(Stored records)
==*==

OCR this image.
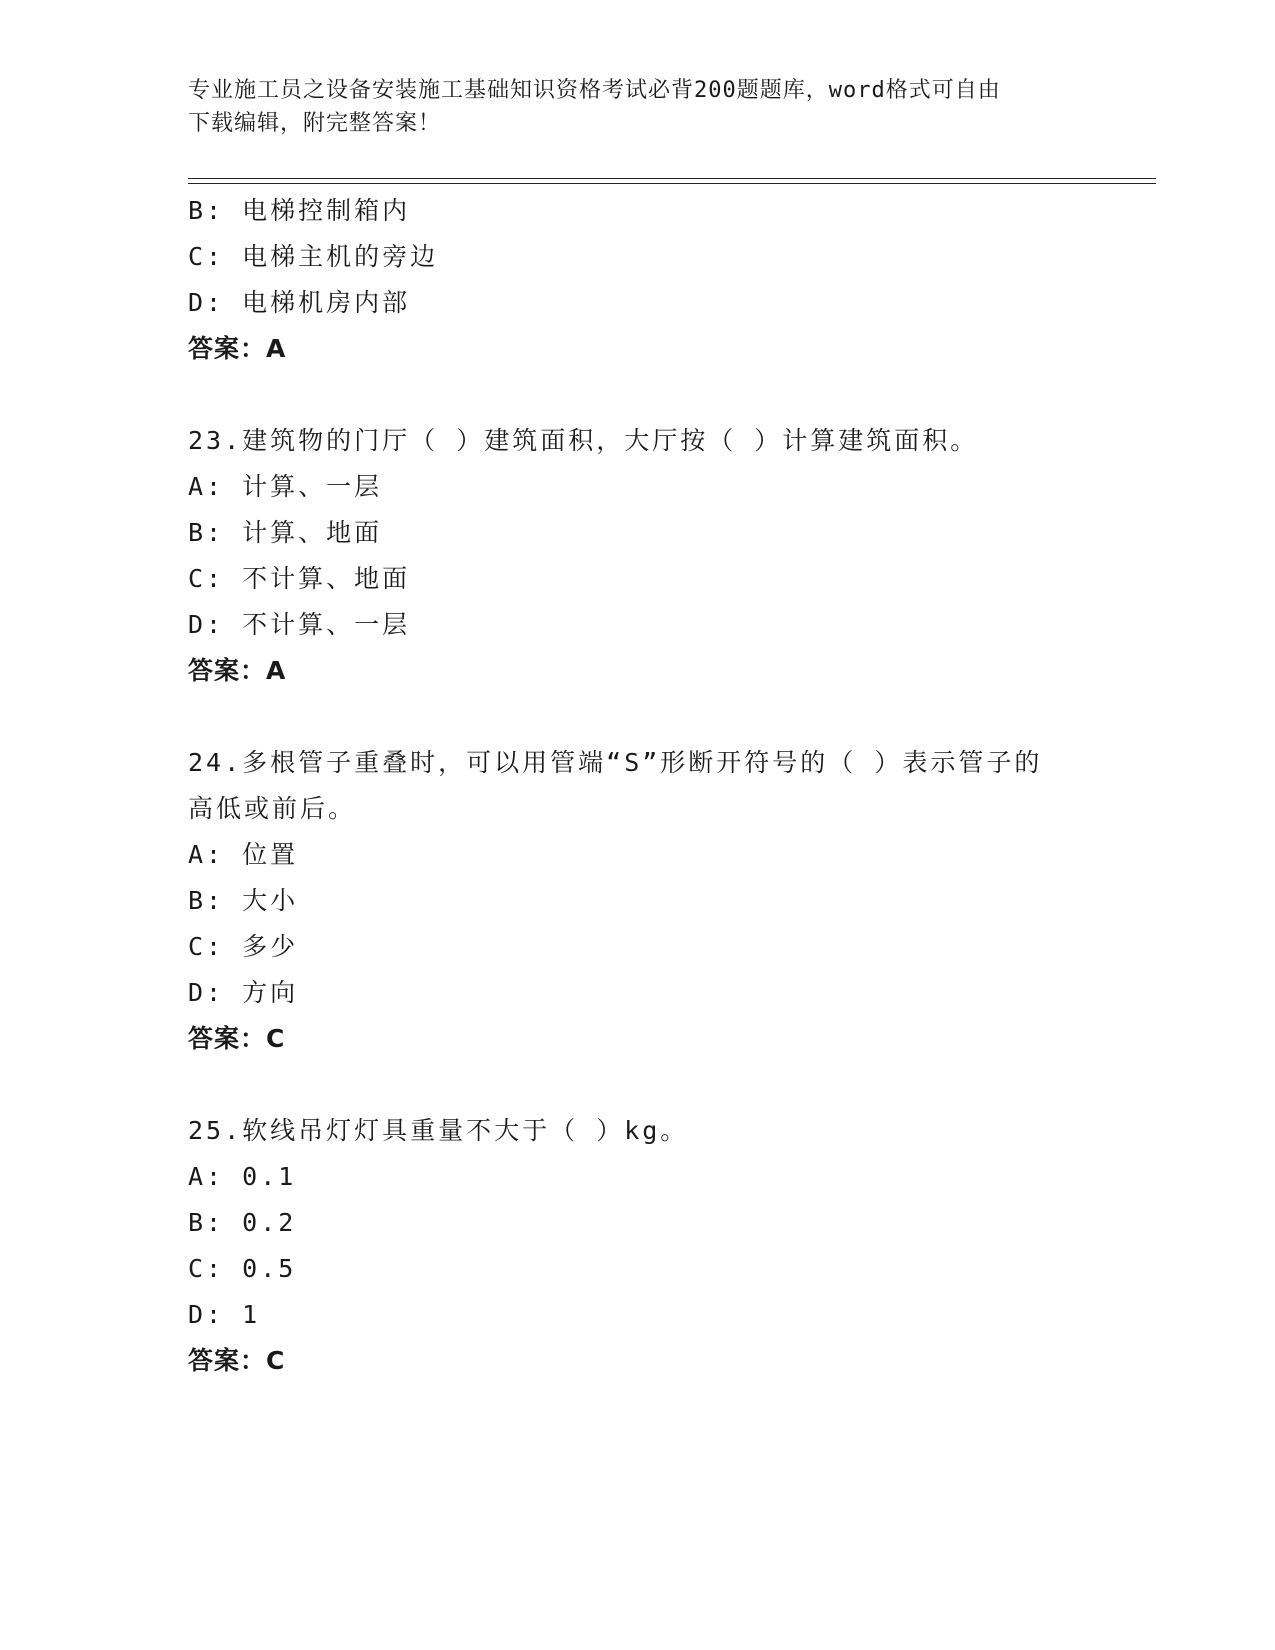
专业施工员之设备安装施工基础知识资格考试必背200题题库，word格式可自由
下载编辑，附完整答案！
B: 电梯控制箱内
C: 电梯主机的旁边
D: 电梯机房内部
答案：A
23.建筑物的门厅（ ）建筑面积，大厅按（ ）计算建筑面积。
A: 计算、一层
B: 计算、地面
C: 不计算、地面
D: 不计算、一层
答案：A
24.多根管子重叠时，可以用管端“S”形断开符号的（ ）表示管子的
高低或前后。
A: 位置
B: 大小
C: 多少
D: 方向
答案：C
25.软线吊灯灯具重量不大于（ ）kg。
A: 0.1
B: 0.2
C: 0.5
D: 1
答案：C
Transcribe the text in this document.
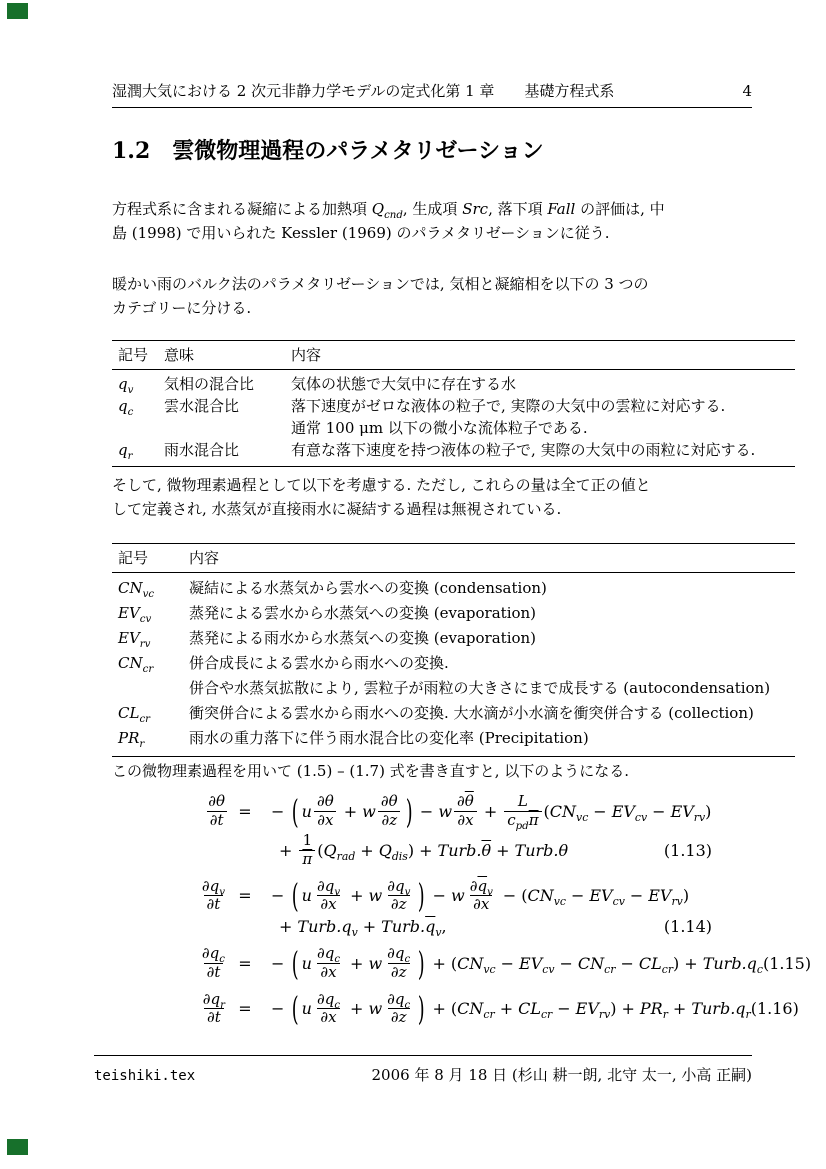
湿潤大気における 2 次元非静力学モデルの定式化第 1 章　　基礎方程式系	4
1.2 雲微物理過程のパラメタリゼーション
方程式系に含まれる凝縮による加熱項 $Q_{cnd}$, 生成項 Src, 落下項 Fall の評価は, 中
島 (1998) で用いられた Kessler (1969) のパラメタリゼーションに従う.
暖かい雨のバルク法のパラメタリゼーションでは, 気相と凝縮相を以下の 3 つの
カテゴリーに分ける.
記号	意味	内容
$q_v$	気相の混合比	気体の状態で大気中に存在する水
$q_c$	雲水混合比	落下速度がゼロな液体の粒子で, 実際の大気中の雲粒に対応する.
通常 100 μm 以下の微小な流体粒子である.
$q_r$	雨水混合比	有意な落下速度を持つ液体の粒子で, 実際の大気中の雨粒に対応する.
そして, 微物理素過程として以下を考慮する. ただし, これらの量は全て正の値と
して定義され, 水蒸気が直接雨水に凝結する過程は無視されている.
記号	内容
$CN_{vc}$	凝結による水蒸気から雲水への変換 (condensation)
$EV_{cv}$	蒸発による雲水から水蒸気への変換 (evaporation)
$EV_{rv}$	蒸発による雨水から水蒸気への変換 (evaporation)
$CN_{cr}$	併合成長による雲水から雨水への変換.
併合や水蒸気拡散により, 雲粒子が雨粒の大きさにまで成長する (autocondensation)
$CL_{cr}$	衝突併合による雲水から雨水への変換. 大水滴が小水滴を衝突併合する (collection)
$PR_r$	雨水の重力落下に伴う雨水混合比の変化率 (Precipitation)
この微物理素過程を用いて (1.5) – (1.7) 式を書き直すと, 以下のようになる.
$\frac{\partial\theta}{\partial t}$ =	− ( u $\frac{\partial\theta}{\partial x} + w \frac{\partial\theta}{\partial z}$ ) − w $\frac{\partial \overline{\theta}}{\partial x} + \frac{L}{c_{pd} \overline{\pi}}$ ( $CN_{vc} - EV_{cv} - EV_{rv}$ )
+ $\frac{1}{\pi}$ ( $Q_{rad} + Q_{dis}$ ) + Turb. $\overline{\theta}$ + Turb.θ	(1.13)
$\frac{\partial q_v}{\partial t}$ =	− ( u $\frac{\partial q_v}{\partial x} + w \frac{\partial q_v}{\partial z}$ ) − w $\frac{\partial \overline{q}_v}{\partial x}$ − ( $CN_{vc} - EV_{cv} - EV_{rv}$ )
+ $Turb.q_v$ + Turb. $\overline{q}_v$ ,	(1.14)
$\frac{\partial q_c}{\partial t}$ =	− ( u $\frac{\partial q_c}{\partial x} + w \frac{\partial q_c}{\partial z}$ ) + ( $CN_{vc} - EV_{cv} - CN_{cr} - CL_{cr}$ ) + $Turb.q_c$ (1.15)
$\frac{\partial q_r}{\partial t}$ =	− ( u $\frac{\partial q_c}{\partial x} + w \frac{\partial q_c}{\partial z}$ ) + ( $CN_{cr} + CL_{cr} - EV_{rv}$ ) + $PR_r$ + $Turb.q_r$ (1.16)
teishiki.tex	2006 年 8 月 18 日 (杉山 耕一朗, 北守 太一, 小高 正嗣)
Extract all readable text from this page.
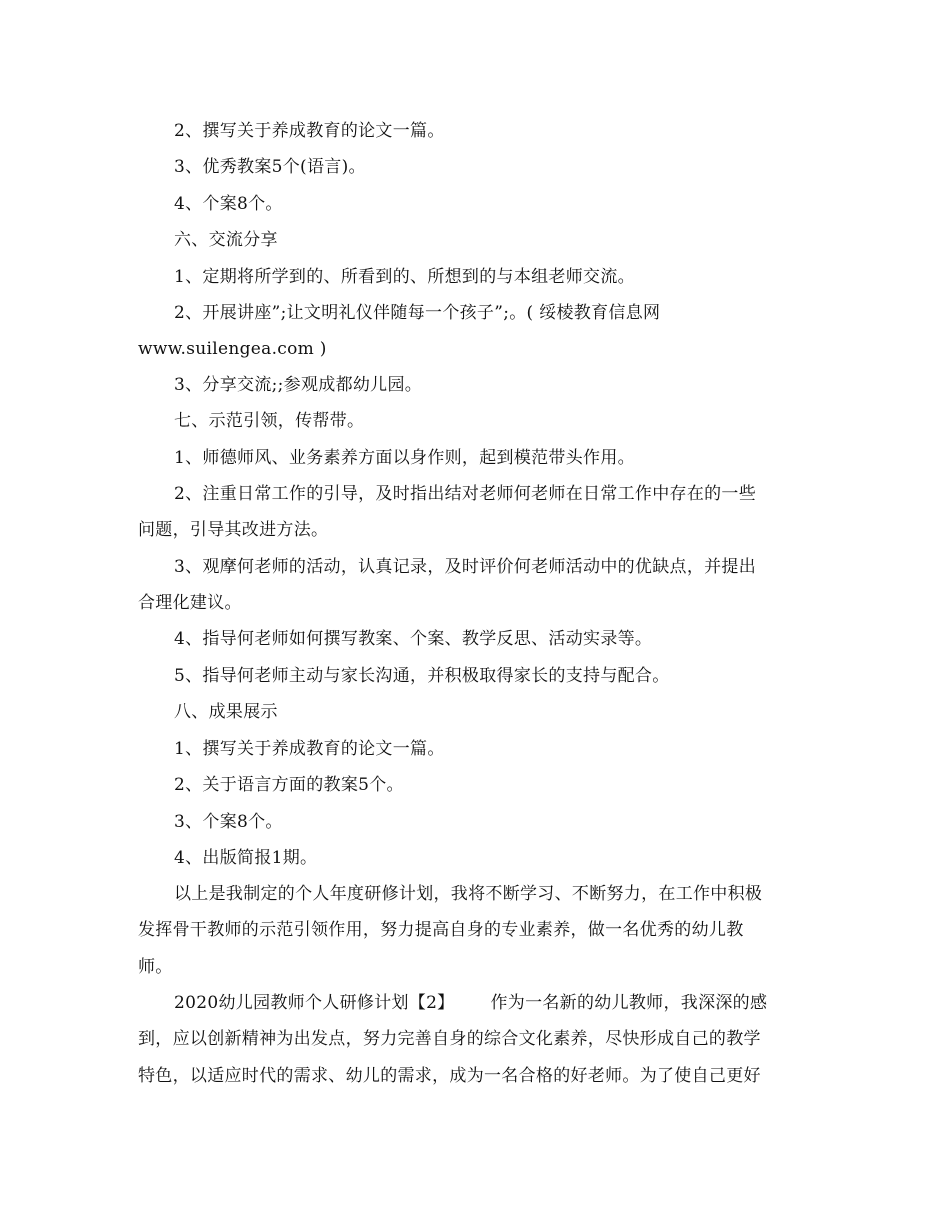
2、撰写关于养成教育的论文一篇。
3、优秀教案5个(语言)。
4、个案8个。
六、交流分享
1、定期将所学到的、所看到的、所想到的与本组老师交流。
2、开展讲座”;让文明礼仪伴随每一个孩子”;。( 绥棱教育信息网
www.suilengea.com )
3、分享交流;;参观成都幼儿园。
七、示范引领，传帮带。
1、师德师风、业务素养方面以身作则，起到模范带头作用。
2、注重日常工作的引导，及时指出结对老师何老师在日常工作中存在的一些
问题，引导其改进方法。
3、观摩何老师的活动，认真记录，及时评价何老师活动中的优缺点，并提出
合理化建议。
4、指导何老师如何撰写教案、个案、教学反思、活动实录等。
5、指导何老师主动与家长沟通，并积极取得家长的支持与配合。
八、成果展示
1、撰写关于养成教育的论文一篇。
2、关于语言方面的教案5个。
3、个案8个。
4、出版简报1期。
以上是我制定的个人年度研修计划，我将不断学习、不断努力，在工作中积极
发挥骨干教师的示范引领作用，努力提高自身的专业素养，做一名优秀的幼儿教
师。
2020幼儿园教师个人研修计划【2】 作为一名新的幼儿教师，我深深的感
到，应以创新精神为出发点，努力完善自身的综合文化素养，尽快形成自己的教学
特色，以适应时代的需求、幼儿的需求，成为一名合格的好老师。为了使自己更好
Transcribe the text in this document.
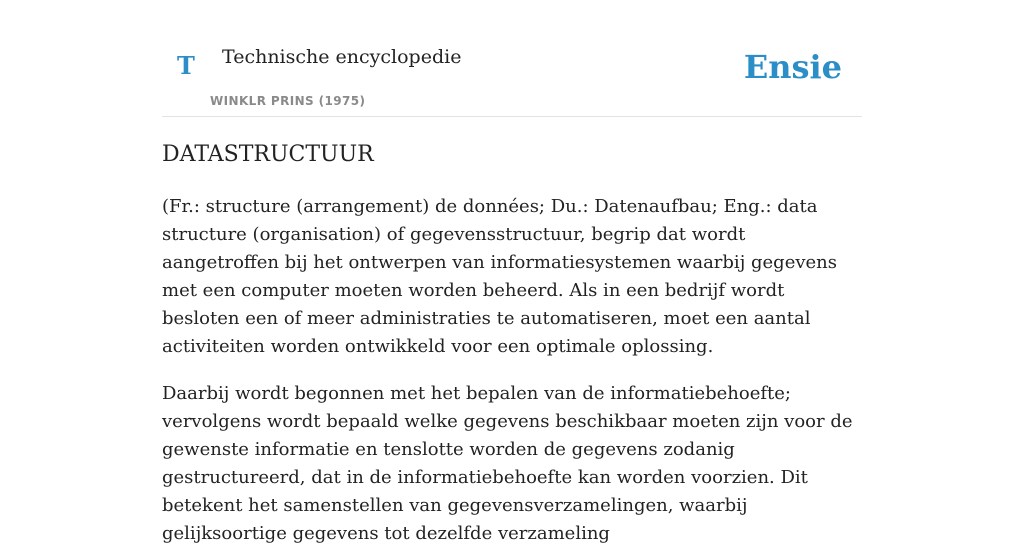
T Technische encyclopedie
WINKLR PRINS (1975)
Ensie
DATASTRUCTUUR

(Fr.: structure (arrangement) de données; Du.: Datenaufbau; Eng.: data structure (organisation) of gegevensstructuur, begrip dat wordt aangetroffen bij het ontwerpen van informatiesystemen waarbij gegevens met een computer moeten worden beheerd. Als in een bedrijf wordt besloten een of meer administraties te automatiseren, moet een aantal activiteiten worden ontwikkeld voor een optimale oplossing.

Daarbij wordt begonnen met het bepalen van de informatiebehoefte; vervolgens wordt bepaald welke gegevens beschikbaar moeten zijn voor de gewenste informatie en tenslotte worden de gegevens zodanig gestructureerd, dat in de informatiebehoefte kan worden voorzien. Dit betekent het samenstellen van gegevensverzamelingen, waarbij gelijksoortige gegevens tot dezelfde verzameling
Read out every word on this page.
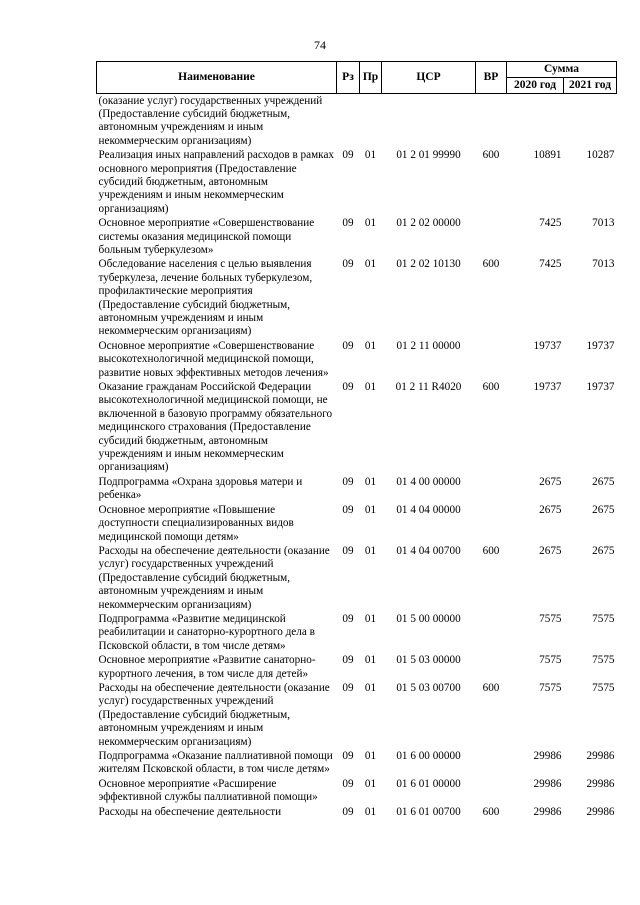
74
Наименование	Рз	Пр	ЦСР	ВР	Сумма	
					2020 год	2021 год
(оказание услуг) государственных учреждений (Предоставление субсидий бюджетным, автономным учреждениям и иным некоммерческим организациям)						
Реализация иных направлений расходов в рамках основного мероприятия (Предоставление субсидий бюджетным, автономным учреждениям и иным некоммерческим организациям)	09	01	01 2 01 99990	600	10891	10287
Основное мероприятие «Совершенствование системы оказания медицинской помощи больным туберкулезом»	09	01	01 2 02 00000		7425	7013
Обследование населения с целью выявления туберкулеза, лечение больных туберкулезом, профилактические мероприятия (Предоставление субсидий бюджетным, автономным учреждениям и иным некоммерческим организациям)	09	01	01 2 02 10130	600	7425	7013
Основное мероприятие «Совершенствование высокотехнологичной медицинской помощи, развитие новых эффективных методов лечения»	09	01	01 2 11 00000		19737	19737
Оказание гражданам Российской Федерации высокотехнологичной медицинской помощи, не включенной в базовую программу обязательного медицинского страхования (Предоставление субсидий бюджетным, автономным учреждениям и иным некоммерческим организациям)	09	01	01 2 11 R4020	600	19737	19737
Подпрограмма «Охрана здоровья матери и ребенка»	09	01	01 4 00 00000		2675	2675
Основное мероприятие «Повышение доступности специализированных видов медицинской помощи детям»	09	01	01 4 04 00000		2675	2675
Расходы на обеспечение деятельности (оказание услуг) государственных учреждений (Предоставление субсидий бюджетным, автономным учреждениям и иным некоммерческим организациям)	09	01	01 4 04 00700	600	2675	2675
Подпрограмма «Развитие медицинской реабилитации и санаторно-курортного дела в Псковской области, в том числе детям»	09	01	01 5 00 00000		7575	7575
Основное мероприятие «Развитие санаторно-курортного лечения, в том числе для детей»	09	01	01 5 03 00000		7575	7575
Расходы на обеспечение деятельности (оказание услуг) государственных учреждений (Предоставление субсидий бюджетным, автономным учреждениям и иным некоммерческим организациям)	09	01	01 5 03 00700	600	7575	7575
Подпрограмма «Оказание паллиативной помощи жителям Псковской области, в том числе детям»	09	01	01 6 00 00000		29986	29986
Основное мероприятие «Расширение эффективной службы паллиативной помощи»	09	01	01 6 01 00000		29986	29986
Расходы на обеспечение деятельности	09	01	01 6 01 00700	600	29986	29986
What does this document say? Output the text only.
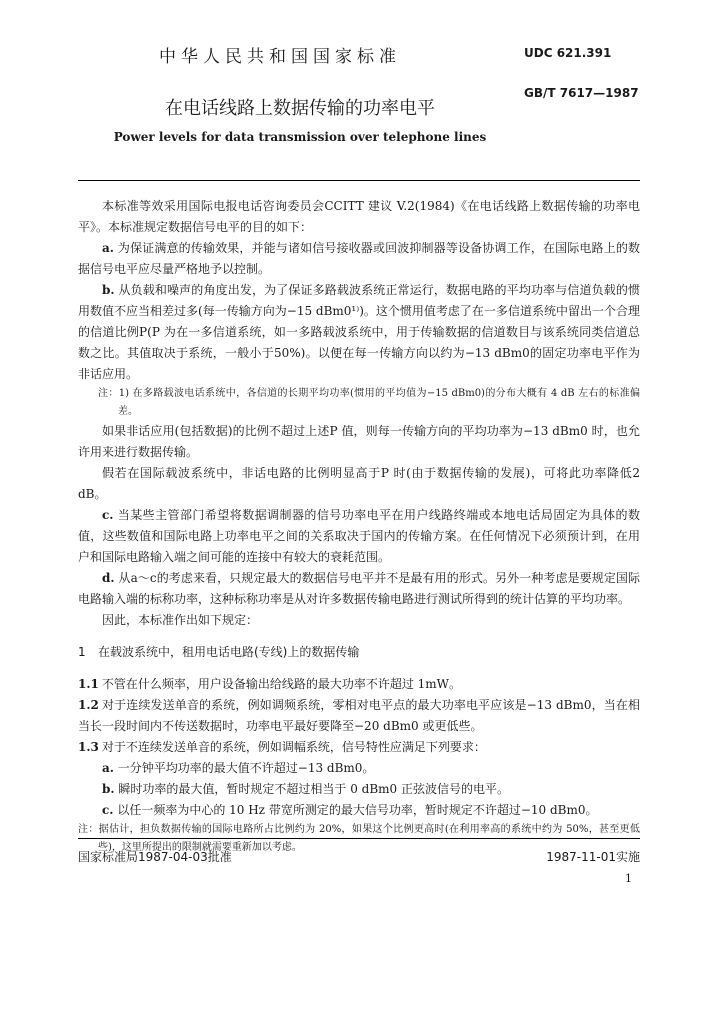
中华人民共和国国家标准	UDC 621.391
GB/T 7617—1987
在电话线路上数据传输的功率电平
Power levels for data transmission over telephone lines

本标准等效采用国际电报电话咨询委员会CCITT 建议 V.2(1984)《在电话线路上数据传输的功率电平》。本标准规定数据信号电平的目的如下：

a. 为保证满意的传输效果，并能与诸如信号接收器或回波抑制器等设备协调工作，在国际电路上的数据信号电平应尽量严格地予以控制。

b. 从负载和噪声的角度出发，为了保证多路载波系统正常运行，数据电路的平均功率与信道负载的惯用数值不应当相差过多(每一传输方向为−15 dBm0¹⁾)。这个惯用值考虑了在一多信道系统中留出一个合理的信道比例P(P 为在一多信道系统，如一多路载波系统中，用于传输数据的信道数目与该系统同类信道总数之比。其值取决于系统，一般小于50%)。以便在每一传输方向以约为−13 dBm0的固定功率电平作为非话应用。

注：1) 在多路载波电话系统中，各信道的长期平均功率(惯用的平均值为−15 dBm0)的分布大概有 4 dB 左右的标准偏差。

如果非话应用(包括数据)的比例不超过上述P 值，则每一传输方向的平均功率为−13 dBm0 时，也允许用来进行数据传输。

假若在国际载波系统中，非话电路的比例明显高于P 时(由于数据传输的发展)，可将此功率降低2 dB。

c. 当某些主管部门希望将数据调制器的信号功率电平在用户线路终端或本地电话局固定为具体的数值，这些数值和国际电路上功率电平之间的关系取决于国内的传输方案。在任何情况下必须预计到，在用户和国际电路输入端之间可能的连接中有较大的衰耗范围。

d. 从a～c的考虑来看，只规定最大的数据信号电平并不是最有用的形式。另外一种考虑是要规定国际电路输入端的标称功率，这种标称功率是从对许多数据传输电路进行测试所得到的统计估算的平均功率。

因此，本标准作出如下规定：

1 在载波系统中，租用电话电路(专线)上的数据传输

1.1 不管在什么频率，用户设备输出给线路的最大功率不许超过 1mW。

1.2 对于连续发送单音的系统，例如调频系统，零相对电平点的最大功率电平应该是−13 dBm0，当在相当长一段时间内不传送数据时，功率电平最好要降至−20 dBm0 或更低些。

1.3 对于不连续发送单音的系统，例如调幅系统，信号特性应满足下列要求：

a. 一分钟平均功率的最大值不许超过−13 dBm0。

b. 瞬时功率的最大值，暂时规定不超过相当于 0 dBm0 正弦波信号的电平。

c. 以任一频率为中心的 10 Hz 带宽所测定的最大信号功率，暂时规定不许超过−10 dBm0。

注：据估计，担负数据传输的国际电路所占比例约为 20%，如果这个比例更高时(在利用率高的系统中约为 50%，甚至更低些)，这里所提出的限制就需要重新加以考虑。

国家标准局1987-04-03批准	1987-11-01实施
1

==*==

● TASK TO CARRY OUT: Return a copy of every line that includes the word "курортного".

● COMPLETE RESPONSE:
Подпрограмма «Развитие медицинской реабилитации и санаторно-курортного дела в Псковской области, в том числе детям»	09	01	01 5 00 00000		7575	7575
Основное мероприятие «Развитие санаторно-курортного лечения, в том числе для детей»	09	01	01 5 03 00000		7575	7575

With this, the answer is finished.